▶ **What the exercise asks**: Copy the entries below exactly. Images do not belong in the copy.

[Stored records]
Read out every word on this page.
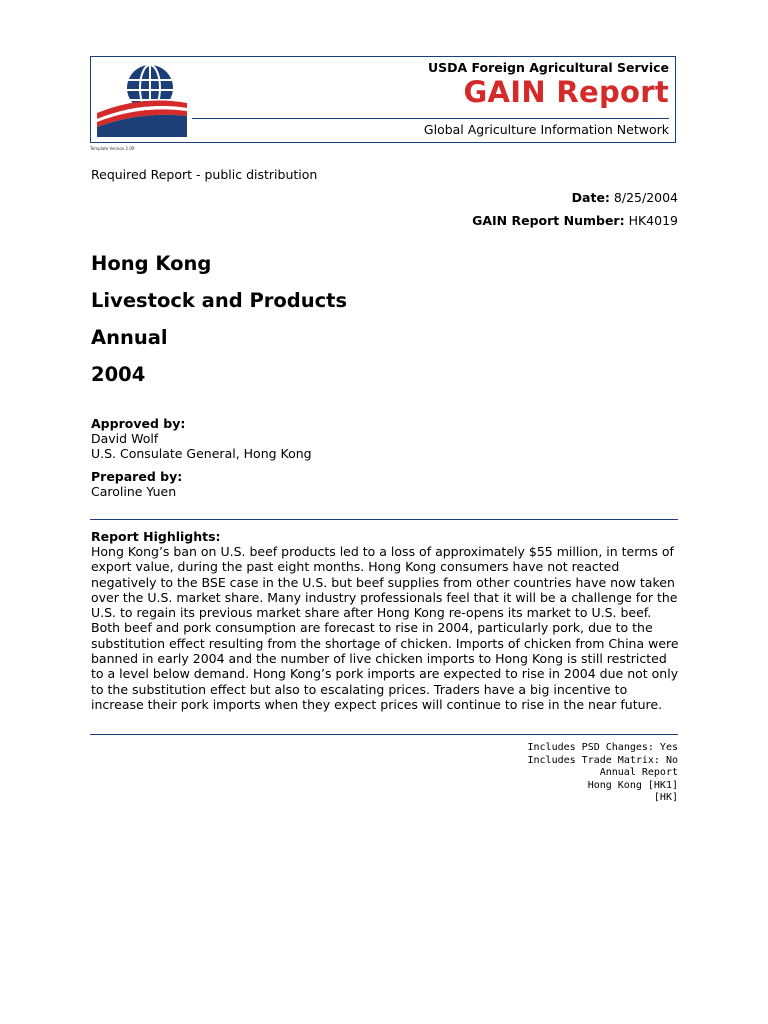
USDA Foreign Agricultural Service
GAIN Report
Global Agriculture Information Network
Template Version 2.09
Required Report - public distribution
Date: 8/25/2004
GAIN Report Number: HK4019
Hong Kong
Livestock and Products
Annual
2004
Approved by:
David Wolf
U.S. Consulate General, Hong Kong
Prepared by:
Caroline Yuen
Report Highlights:

Hong Kong’s ban on U.S. beef products led to a loss of approximately $55 million, in terms of export value, during the past eight months. Hong Kong consumers have not reacted negatively to the BSE case in the U.S. but beef supplies from other countries have now taken over the U.S. market share. Many industry professionals feel that it will be a challenge for the U.S. to regain its previous market share after Hong Kong re-opens its market to U.S. beef. Both beef and pork consumption are forecast to rise in 2004, particularly pork, due to the substitution effect resulting from the shortage of chicken. Imports of chicken from China were banned in early 2004 and the number of live chicken imports to Hong Kong is still restricted to a level below demand. Hong Kong’s pork imports are expected to rise in 2004 due not only to the substitution effect but also to escalating prices. Traders have a big incentive to increase their pork imports when they expect prices will continue to rise in the near future.

Includes PSD Changes: Yes
Includes Trade Matrix: No
Annual Report
Hong Kong [HK1]
[HK]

▶ **Exercise result**:
Read out every word on this page.
USDA Foreign Agricultural Service
GAIN Report
Global Agriculture Information Network
Template Version 2.09
Required Report - public distribution
Date: 8/25/2004
GAIN Report Number: HK4019
Hong Kong
Livestock and Products
Annual
2004
Approved by:
David Wolf
U.S. Consulate General, Hong Kong
Prepared by:
Caroline Yuen
Report Highlights:

Hong Kong’s ban on U.S. beef products led to a loss of approximately $55 million, in terms of export value, during the past eight months. Hong Kong consumers have not reacted negatively to the BSE case in the U.S. but beef supplies from other countries have now taken over the U.S. market share. Many industry professionals feel that it will be a challenge for the U.S. to regain its previous market share after Hong Kong re-opens its market to U.S. beef. Both beef and pork consumption are forecast to rise in 2004, particularly pork, due to the substitution effect resulting from the shortage of chicken. Imports of chicken from China were banned in early 2004 and the number of live chicken imports to Hong Kong is still restricted to a level below demand. Hong Kong’s pork imports are expected to rise in 2004 due not only to the substitution effect but also to escalating prices. Traders have a big incentive to increase their pork imports when they expect prices will continue to rise in the near future.

Includes PSD Changes: Yes
Includes Trade Matrix: No
Annual Report
Hong Kong [HK1]
[HK]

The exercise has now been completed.